━━━━━ EXCERPTED RECORDS
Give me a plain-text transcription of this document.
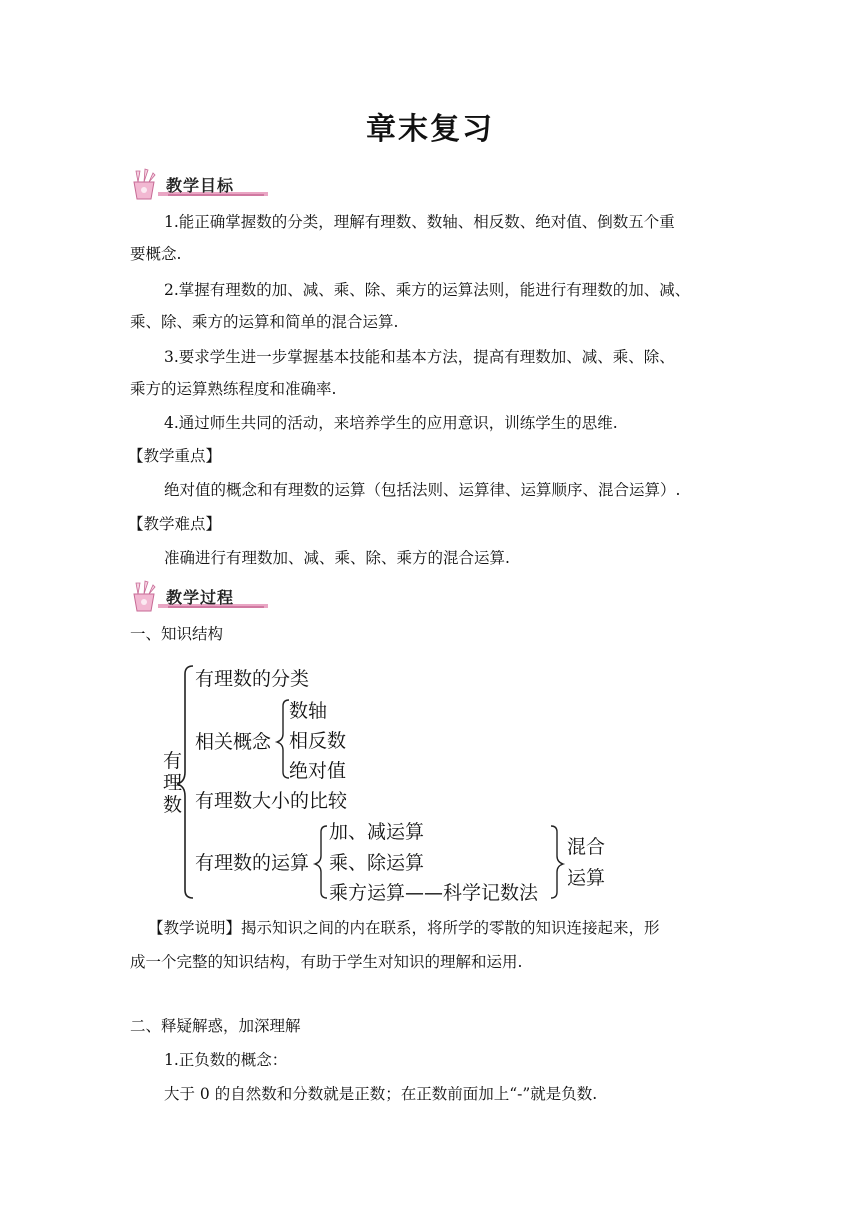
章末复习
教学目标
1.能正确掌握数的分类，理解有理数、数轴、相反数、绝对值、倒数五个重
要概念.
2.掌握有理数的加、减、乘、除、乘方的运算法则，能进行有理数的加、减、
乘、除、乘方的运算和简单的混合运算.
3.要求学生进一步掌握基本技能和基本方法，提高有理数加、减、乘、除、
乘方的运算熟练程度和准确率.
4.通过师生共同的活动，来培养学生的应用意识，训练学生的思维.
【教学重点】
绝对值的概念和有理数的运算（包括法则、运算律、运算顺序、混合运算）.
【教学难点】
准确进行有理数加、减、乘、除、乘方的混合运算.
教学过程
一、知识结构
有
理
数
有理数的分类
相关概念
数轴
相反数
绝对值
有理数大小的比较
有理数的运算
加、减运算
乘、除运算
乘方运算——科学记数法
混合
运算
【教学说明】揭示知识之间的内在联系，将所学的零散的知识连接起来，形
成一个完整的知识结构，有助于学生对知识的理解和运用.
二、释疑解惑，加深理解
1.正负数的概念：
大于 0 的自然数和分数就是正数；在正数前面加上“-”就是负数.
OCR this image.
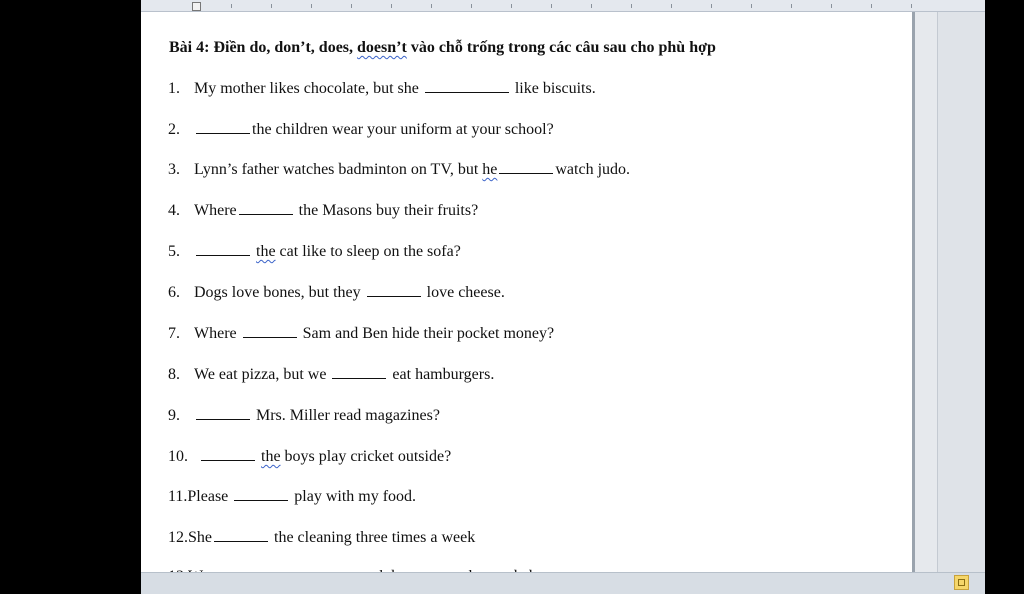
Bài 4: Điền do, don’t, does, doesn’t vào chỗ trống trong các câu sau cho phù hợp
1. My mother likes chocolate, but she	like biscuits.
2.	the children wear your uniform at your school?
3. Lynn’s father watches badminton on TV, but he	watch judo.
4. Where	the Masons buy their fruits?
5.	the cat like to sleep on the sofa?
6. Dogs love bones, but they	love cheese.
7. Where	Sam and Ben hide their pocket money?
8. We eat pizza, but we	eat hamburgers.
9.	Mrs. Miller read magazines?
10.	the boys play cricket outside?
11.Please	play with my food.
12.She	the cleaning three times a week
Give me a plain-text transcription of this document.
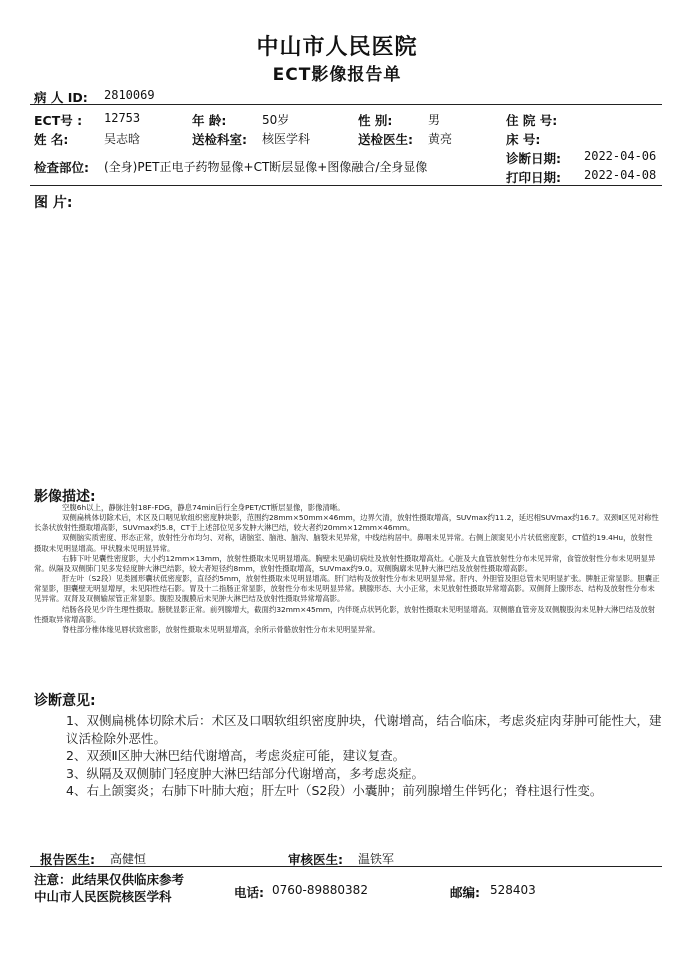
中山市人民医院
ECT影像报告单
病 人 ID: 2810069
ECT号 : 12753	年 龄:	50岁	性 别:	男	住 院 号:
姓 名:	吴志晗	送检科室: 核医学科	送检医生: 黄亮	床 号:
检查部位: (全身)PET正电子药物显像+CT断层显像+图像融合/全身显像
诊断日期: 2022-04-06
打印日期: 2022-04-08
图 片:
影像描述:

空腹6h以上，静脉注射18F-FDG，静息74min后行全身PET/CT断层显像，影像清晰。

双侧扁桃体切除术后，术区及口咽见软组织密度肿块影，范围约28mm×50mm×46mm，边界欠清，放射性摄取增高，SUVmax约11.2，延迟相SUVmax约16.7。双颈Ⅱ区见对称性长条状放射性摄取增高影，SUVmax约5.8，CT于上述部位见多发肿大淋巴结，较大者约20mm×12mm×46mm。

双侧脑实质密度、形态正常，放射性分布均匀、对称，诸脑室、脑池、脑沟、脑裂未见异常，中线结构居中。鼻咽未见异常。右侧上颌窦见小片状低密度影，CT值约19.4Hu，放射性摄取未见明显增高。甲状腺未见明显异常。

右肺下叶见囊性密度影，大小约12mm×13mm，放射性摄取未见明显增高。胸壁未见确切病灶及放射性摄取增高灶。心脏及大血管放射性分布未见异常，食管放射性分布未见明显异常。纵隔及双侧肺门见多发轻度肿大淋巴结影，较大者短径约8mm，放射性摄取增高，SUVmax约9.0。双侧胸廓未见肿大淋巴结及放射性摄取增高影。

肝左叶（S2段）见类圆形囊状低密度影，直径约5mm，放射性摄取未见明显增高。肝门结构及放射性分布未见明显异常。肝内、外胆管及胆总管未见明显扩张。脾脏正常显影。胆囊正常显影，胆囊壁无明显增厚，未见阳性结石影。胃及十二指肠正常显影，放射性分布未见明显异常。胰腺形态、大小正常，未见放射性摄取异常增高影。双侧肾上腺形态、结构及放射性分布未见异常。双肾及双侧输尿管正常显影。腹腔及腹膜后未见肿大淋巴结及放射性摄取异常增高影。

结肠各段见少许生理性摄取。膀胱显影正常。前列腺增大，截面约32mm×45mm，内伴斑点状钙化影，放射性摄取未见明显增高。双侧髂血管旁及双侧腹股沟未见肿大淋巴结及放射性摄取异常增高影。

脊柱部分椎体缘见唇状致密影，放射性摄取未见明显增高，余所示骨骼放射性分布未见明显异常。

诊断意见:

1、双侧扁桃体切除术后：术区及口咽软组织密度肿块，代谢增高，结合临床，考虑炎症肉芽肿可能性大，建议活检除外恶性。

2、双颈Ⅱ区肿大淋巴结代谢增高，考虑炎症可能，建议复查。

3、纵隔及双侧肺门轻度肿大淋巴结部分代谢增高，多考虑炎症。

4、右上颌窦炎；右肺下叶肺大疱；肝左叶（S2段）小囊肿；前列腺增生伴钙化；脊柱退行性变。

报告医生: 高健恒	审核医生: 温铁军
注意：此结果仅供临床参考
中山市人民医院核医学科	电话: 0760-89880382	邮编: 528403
━━━━━━━━━━
━━━━━ EXCERPTED RECORDS
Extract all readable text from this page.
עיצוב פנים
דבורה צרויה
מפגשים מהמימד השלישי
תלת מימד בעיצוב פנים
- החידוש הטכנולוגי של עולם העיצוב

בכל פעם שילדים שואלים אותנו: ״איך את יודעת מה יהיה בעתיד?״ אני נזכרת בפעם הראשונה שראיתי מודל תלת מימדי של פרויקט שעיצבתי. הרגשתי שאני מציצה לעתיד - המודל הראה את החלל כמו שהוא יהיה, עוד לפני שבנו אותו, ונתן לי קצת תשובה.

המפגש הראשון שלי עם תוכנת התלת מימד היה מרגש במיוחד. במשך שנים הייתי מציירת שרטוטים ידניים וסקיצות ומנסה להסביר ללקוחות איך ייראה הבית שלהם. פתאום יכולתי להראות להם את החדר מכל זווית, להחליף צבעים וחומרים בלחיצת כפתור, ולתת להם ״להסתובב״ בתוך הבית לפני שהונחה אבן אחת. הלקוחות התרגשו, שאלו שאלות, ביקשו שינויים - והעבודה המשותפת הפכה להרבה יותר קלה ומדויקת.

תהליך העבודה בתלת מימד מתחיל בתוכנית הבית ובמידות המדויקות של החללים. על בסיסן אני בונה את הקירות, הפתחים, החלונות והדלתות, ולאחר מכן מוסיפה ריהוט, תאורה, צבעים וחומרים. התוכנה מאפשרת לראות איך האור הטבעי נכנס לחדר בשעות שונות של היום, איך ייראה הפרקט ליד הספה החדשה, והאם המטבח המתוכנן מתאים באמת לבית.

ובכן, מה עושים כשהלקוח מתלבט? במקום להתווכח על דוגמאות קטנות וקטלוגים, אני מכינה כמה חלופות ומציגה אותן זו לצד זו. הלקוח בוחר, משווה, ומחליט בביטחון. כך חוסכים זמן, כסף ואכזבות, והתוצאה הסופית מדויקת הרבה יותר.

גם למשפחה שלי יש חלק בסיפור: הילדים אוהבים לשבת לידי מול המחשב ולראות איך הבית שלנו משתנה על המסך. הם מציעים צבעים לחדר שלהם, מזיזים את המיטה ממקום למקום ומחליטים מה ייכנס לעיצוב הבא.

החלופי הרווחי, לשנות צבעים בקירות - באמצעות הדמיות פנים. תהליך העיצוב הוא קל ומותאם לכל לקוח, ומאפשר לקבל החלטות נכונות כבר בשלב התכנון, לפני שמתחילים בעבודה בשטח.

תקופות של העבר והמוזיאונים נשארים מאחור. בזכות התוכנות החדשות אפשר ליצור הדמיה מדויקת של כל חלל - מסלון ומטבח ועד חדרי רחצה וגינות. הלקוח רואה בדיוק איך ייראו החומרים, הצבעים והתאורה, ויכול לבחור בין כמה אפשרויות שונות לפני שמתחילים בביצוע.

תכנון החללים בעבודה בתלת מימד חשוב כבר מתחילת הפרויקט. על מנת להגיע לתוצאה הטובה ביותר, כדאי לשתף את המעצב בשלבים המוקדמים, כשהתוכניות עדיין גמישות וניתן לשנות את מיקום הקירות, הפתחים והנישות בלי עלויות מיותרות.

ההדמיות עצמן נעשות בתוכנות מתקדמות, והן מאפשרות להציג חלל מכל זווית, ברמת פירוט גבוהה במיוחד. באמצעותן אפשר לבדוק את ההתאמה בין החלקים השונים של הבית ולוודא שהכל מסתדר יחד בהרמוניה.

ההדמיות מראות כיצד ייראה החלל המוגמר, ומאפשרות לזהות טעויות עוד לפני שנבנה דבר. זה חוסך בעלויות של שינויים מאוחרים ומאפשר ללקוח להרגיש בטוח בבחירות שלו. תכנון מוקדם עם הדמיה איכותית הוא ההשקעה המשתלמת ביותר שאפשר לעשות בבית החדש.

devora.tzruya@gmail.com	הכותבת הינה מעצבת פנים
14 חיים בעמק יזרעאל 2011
━━━━━━━━━━
- **TASK PROMPT**: For each line above that contains the word "their", copy that line.

- **FULL RESPONSE**:
4. Where	the Masons buy their fruits?
7. Where	Sam and Ben hide their pocket money?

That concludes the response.